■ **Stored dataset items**

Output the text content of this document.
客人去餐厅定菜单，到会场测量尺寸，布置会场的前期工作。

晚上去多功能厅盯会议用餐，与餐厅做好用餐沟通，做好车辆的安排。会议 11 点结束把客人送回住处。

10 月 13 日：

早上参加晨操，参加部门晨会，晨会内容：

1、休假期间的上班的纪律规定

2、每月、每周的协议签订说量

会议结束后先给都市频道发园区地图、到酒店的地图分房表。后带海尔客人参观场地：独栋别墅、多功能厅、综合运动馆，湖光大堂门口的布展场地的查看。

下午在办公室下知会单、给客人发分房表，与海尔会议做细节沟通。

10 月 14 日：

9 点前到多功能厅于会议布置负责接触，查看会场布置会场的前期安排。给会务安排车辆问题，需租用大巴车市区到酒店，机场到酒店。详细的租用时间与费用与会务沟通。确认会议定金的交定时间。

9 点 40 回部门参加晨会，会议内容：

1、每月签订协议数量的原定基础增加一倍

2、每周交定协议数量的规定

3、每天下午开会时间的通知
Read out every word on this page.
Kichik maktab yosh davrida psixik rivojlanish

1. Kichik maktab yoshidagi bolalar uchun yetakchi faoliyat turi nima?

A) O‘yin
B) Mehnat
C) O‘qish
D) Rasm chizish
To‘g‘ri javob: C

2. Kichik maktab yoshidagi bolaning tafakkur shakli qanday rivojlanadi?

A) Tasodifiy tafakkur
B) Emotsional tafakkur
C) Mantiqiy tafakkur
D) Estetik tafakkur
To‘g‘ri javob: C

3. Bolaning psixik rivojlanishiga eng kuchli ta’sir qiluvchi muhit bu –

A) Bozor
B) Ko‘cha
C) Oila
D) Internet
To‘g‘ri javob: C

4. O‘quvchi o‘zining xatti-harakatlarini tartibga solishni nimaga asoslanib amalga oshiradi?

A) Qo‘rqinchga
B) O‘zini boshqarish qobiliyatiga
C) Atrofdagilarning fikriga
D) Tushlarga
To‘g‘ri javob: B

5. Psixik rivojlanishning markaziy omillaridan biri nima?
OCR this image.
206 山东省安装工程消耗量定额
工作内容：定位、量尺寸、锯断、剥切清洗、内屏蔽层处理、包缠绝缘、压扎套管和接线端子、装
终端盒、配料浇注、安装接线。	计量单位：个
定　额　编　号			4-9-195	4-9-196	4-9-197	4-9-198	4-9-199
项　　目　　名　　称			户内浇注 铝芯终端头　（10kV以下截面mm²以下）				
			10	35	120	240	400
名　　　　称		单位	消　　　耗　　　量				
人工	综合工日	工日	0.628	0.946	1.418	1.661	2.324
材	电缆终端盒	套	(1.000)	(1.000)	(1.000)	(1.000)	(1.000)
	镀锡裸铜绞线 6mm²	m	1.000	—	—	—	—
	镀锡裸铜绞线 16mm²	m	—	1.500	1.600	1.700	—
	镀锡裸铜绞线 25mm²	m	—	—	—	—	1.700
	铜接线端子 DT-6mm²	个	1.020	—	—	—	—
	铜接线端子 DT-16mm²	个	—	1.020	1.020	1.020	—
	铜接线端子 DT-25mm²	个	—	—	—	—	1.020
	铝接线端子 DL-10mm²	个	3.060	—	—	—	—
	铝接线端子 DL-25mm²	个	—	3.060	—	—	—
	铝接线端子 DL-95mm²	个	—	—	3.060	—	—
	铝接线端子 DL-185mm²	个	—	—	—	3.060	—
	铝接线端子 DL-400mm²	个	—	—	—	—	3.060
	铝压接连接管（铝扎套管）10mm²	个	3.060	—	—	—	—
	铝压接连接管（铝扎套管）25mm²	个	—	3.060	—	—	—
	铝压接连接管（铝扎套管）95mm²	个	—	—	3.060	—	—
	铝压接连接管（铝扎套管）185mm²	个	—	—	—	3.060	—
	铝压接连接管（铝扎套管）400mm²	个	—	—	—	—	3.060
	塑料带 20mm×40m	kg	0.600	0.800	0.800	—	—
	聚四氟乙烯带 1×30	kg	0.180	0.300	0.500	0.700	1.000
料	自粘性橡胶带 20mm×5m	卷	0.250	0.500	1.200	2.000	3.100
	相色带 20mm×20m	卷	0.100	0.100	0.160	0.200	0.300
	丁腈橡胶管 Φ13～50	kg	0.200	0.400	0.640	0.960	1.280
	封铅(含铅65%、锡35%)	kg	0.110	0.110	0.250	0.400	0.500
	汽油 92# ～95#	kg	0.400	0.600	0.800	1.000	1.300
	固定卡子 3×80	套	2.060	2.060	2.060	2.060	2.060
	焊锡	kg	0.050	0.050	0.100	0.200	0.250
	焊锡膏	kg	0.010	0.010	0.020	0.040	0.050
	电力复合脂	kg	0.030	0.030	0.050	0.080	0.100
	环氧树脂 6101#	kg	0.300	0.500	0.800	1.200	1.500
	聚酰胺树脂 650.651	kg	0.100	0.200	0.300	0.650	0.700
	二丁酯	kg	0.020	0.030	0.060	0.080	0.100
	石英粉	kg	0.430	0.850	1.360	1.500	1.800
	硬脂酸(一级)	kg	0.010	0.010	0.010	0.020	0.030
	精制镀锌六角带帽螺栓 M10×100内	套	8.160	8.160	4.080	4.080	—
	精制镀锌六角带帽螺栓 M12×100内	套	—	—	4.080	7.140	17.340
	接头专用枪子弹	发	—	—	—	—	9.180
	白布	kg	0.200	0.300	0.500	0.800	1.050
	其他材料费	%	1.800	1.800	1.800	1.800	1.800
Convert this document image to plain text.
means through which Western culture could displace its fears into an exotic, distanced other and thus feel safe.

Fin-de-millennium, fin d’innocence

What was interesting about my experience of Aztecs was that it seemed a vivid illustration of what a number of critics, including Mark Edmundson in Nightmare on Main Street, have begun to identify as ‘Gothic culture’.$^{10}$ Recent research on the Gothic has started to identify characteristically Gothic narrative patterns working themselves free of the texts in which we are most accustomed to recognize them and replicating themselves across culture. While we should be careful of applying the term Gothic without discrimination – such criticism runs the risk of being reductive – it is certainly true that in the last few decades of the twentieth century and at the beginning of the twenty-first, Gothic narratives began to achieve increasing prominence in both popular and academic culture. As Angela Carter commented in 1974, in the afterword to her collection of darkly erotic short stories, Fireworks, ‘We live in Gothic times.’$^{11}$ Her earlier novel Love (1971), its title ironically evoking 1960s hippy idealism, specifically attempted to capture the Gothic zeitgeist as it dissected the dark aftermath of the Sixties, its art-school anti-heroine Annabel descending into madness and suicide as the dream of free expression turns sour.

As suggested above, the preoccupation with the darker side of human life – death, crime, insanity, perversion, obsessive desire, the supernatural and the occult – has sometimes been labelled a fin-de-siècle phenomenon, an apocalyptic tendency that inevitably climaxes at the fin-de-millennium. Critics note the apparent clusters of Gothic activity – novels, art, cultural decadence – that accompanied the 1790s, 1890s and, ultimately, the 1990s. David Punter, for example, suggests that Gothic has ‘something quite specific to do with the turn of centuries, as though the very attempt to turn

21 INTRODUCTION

■ **WHAT TO PRODUCE**
Identify each line holding the string "Kichik", and copy it out.

■ **ANSWER IN FULL**
Kichik maktab yosh davrida psixik rivojlanish
1. Kichik maktab yoshidagi bolalar uchun yetakchi faoliyat turi nima?
2. Kichik maktab yoshidagi bolaning tafakkur shakli qanday rivojlanadi?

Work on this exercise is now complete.